__Document passage__:
▽

I believe that the fundamental frequency is given as f = v/L where v is speed of sound in air and L is length of horn. 2nd harmonic would be v/(L/2), 3rd harmonic v/(L/3). These are frequencies at which the length of the horn is an integer multiple of the wavelength.
I'm going from memory and a little rusty, so please double check it.
RE: Design of Acoustical Horns
RE: Design of Acoustical Horns
You might find some useful info at www.quarter-wave.com where there are many different MathCad acoustic models available including horn loudspeakers.
Hope that helps,
Martin
RE: Design of Acoustical Horns
RE: Design of Acoustical Horns
The resonances will be given by f = nc/4L where L = length of the tube, c = speed of sound, and n = 1,3,5,...
I don't have the first clue how this relates to musical notes! <grin>
RE: Design of Acoustical Horns
The equation you site is only accurate for straight geometries where the cross-sectional area is constant along the length. When the cross-sectional area changes along the length (like in a horn) this equation is no longer applicable. The frequency of the first resonance of a horn will be significantly higher then your equation would have you believe. I also believe that the horn harmonics (n = 3, 5, 7, ...) will be higher in frequency but not as far off as the first.

△

Element-and-box listings:

▽

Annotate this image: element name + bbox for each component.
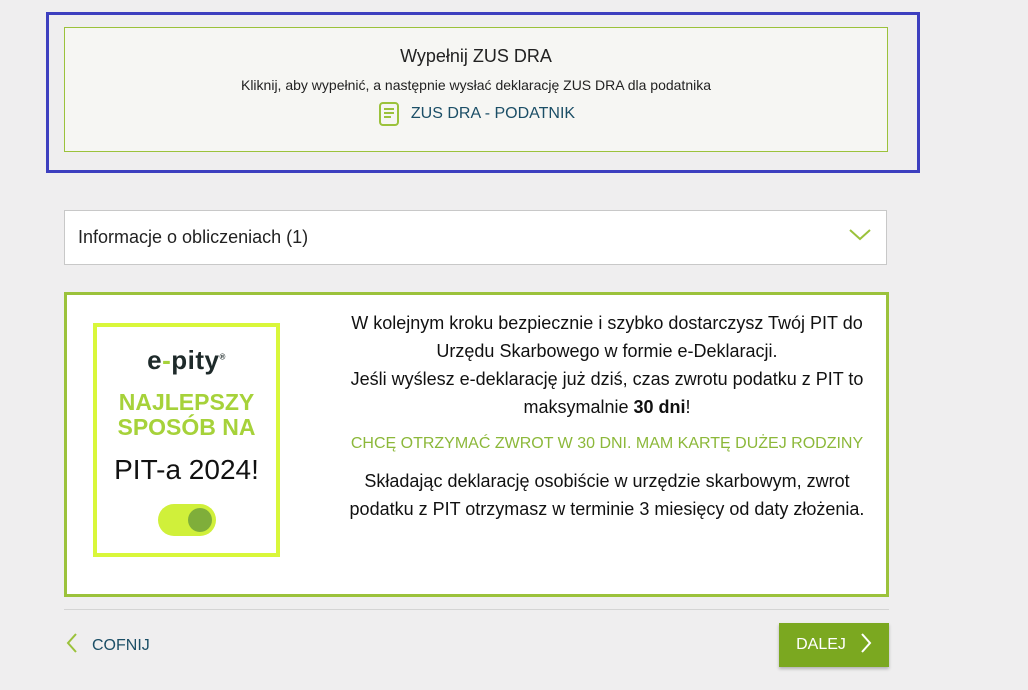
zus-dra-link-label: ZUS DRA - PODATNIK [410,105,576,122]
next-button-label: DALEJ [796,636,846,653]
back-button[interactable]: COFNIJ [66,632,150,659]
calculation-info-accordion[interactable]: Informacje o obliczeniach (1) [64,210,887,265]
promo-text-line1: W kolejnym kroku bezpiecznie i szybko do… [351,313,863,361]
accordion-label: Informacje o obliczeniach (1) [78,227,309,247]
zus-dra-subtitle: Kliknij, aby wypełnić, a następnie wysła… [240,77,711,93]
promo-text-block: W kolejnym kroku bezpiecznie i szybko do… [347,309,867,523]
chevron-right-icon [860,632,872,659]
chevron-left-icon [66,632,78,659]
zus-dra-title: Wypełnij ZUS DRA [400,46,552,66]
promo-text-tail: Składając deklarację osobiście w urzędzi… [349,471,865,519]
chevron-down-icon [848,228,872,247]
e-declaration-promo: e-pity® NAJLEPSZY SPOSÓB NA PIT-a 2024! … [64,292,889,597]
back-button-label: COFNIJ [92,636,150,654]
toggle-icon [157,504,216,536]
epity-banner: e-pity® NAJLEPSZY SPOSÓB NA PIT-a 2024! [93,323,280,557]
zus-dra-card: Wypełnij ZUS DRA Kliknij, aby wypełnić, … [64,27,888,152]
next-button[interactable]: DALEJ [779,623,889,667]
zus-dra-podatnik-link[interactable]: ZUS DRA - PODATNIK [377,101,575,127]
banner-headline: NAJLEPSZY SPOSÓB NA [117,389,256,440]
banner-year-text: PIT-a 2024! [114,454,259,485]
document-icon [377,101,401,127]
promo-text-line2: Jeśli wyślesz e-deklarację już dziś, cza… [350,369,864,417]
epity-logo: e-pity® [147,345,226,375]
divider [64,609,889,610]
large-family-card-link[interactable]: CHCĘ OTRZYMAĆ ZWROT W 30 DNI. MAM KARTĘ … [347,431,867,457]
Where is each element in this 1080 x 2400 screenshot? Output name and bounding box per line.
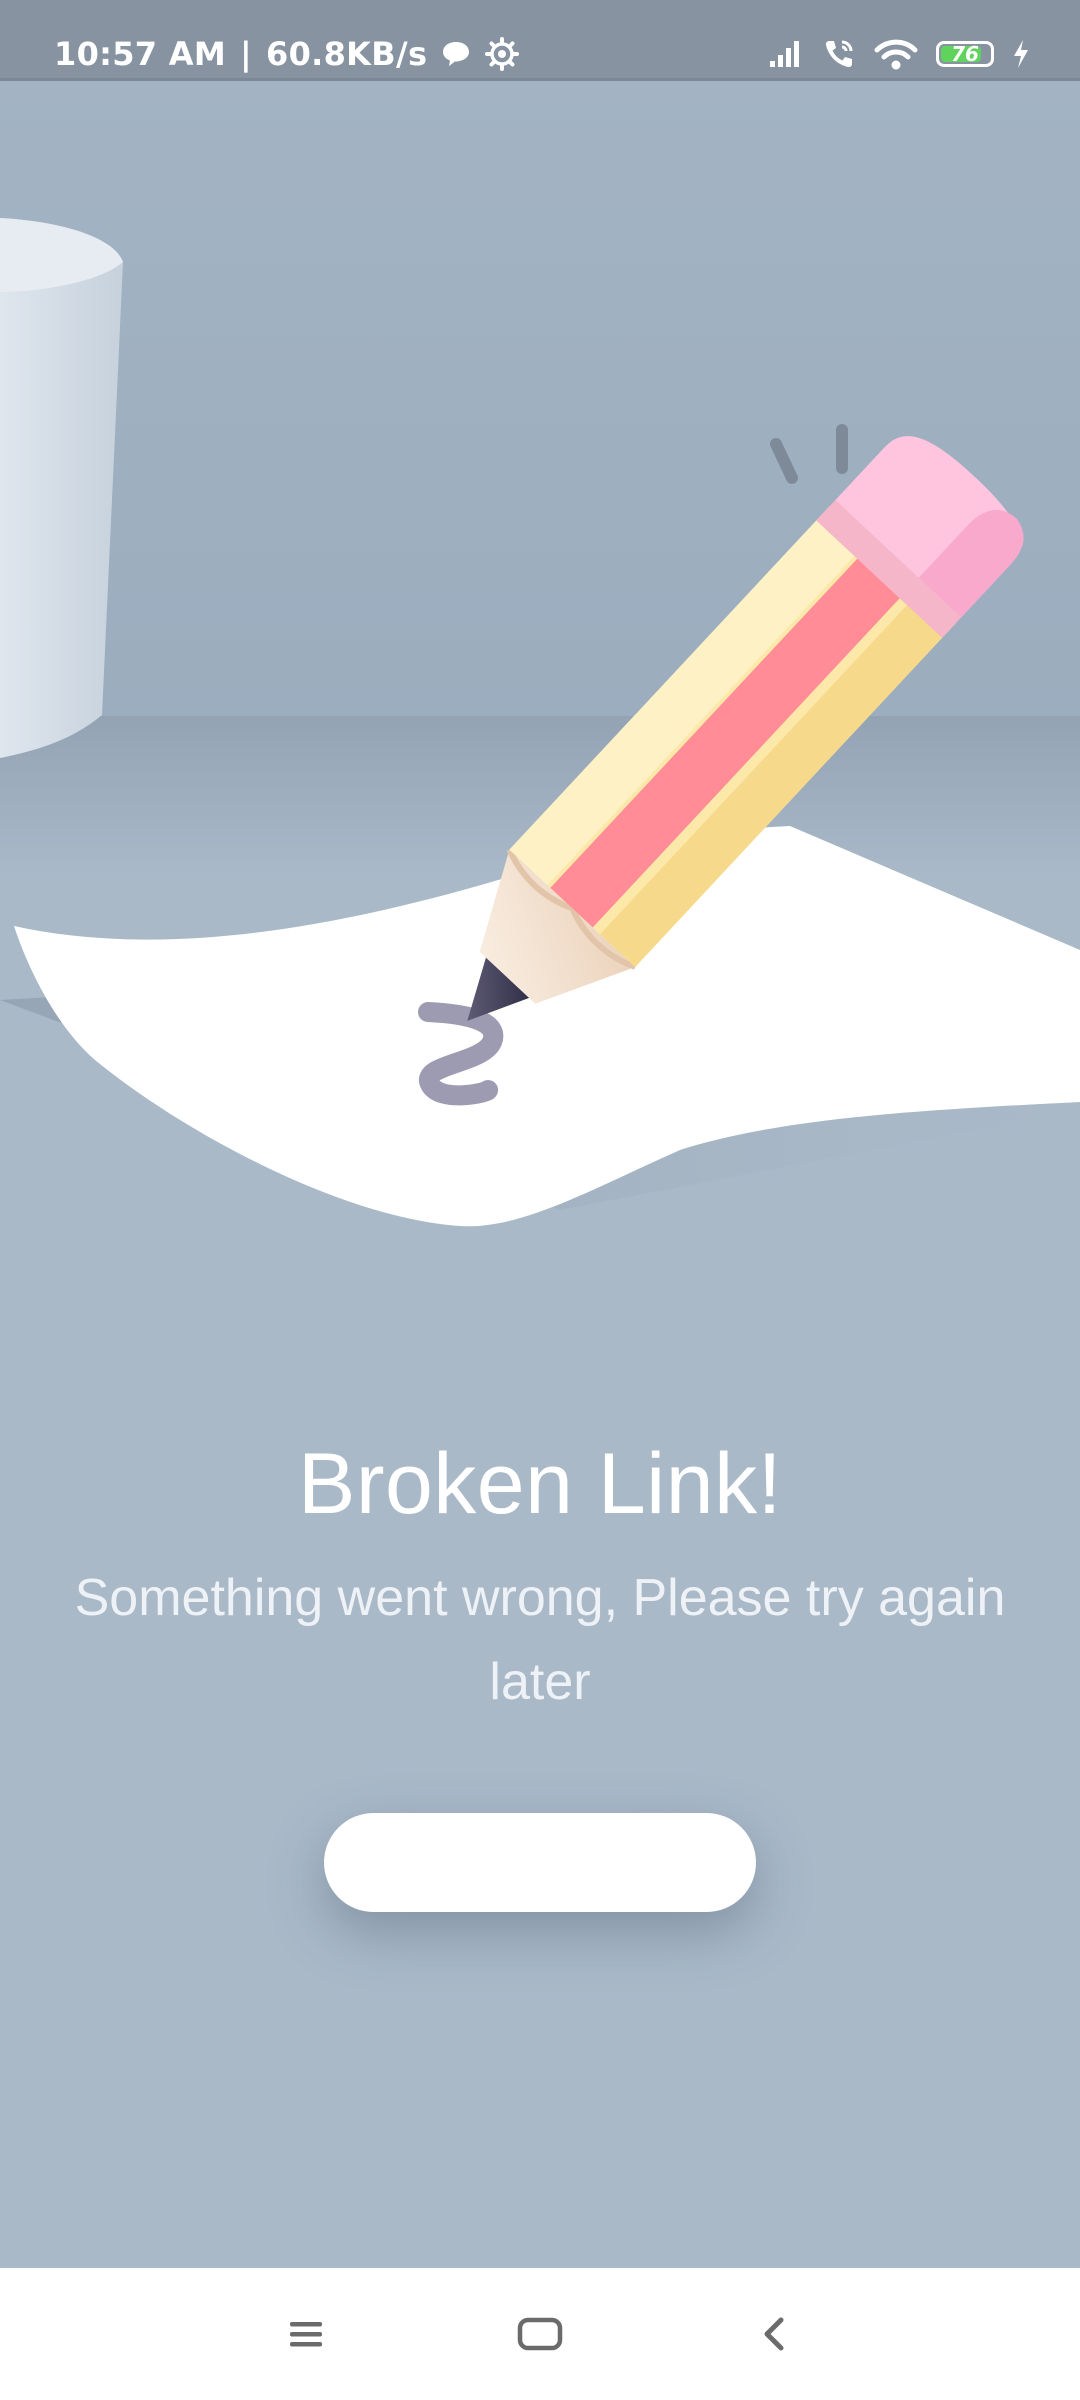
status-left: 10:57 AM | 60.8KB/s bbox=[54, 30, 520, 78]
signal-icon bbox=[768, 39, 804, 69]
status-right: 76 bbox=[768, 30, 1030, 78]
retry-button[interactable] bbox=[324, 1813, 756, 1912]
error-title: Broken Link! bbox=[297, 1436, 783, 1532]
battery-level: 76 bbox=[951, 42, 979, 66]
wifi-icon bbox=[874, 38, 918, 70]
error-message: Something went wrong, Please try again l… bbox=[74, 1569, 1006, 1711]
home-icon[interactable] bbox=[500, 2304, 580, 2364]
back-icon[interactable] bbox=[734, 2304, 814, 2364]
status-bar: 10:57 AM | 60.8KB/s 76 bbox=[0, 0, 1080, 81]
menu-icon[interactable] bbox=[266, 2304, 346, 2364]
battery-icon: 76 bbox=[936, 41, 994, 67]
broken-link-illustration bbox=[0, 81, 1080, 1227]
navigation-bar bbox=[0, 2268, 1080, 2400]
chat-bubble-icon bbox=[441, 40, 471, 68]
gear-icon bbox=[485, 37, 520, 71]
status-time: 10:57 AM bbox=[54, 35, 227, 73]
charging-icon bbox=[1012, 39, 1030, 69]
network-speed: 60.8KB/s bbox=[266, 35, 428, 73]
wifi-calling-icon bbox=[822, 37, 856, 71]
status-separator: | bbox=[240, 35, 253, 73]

△

__Parts of the exercise__:
a) From the horn design thread, reproduce the passage between "I believe that" and "and n = 1,3,5,...", inclusive.
b) In the horn design thread, which geometries is the equation f = nc/4L said to be accurate for?

__Outputs by task__:
a)
I believe that the fundamental frequency is given as f = v/L where v is speed of sound in air and L is length of horn. 2nd harmonic would be v/(L/2), 3rd harmonic v/(L/3). These are frequencies at which the length of the horn is an integer multiple of the wavelength.
I'm going from memory and a little rusty, so please double check it.
RE: Design of Acoustical Horns
RE: Design of Acoustical Horns
You might find some useful info at www.quarter-wave.com where there are many different MathCad acoustic models available including horn loudspeakers.
Hope that helps,
Martin
RE: Design of Acoustical Horns
RE: Design of Acoustical Horns
The resonances will be given by f = nc/4L where L = length of the tube, c = speed of sound, and n = 1,3,5,...

b) Straight geometries where the cross-sectional area is constant along the length.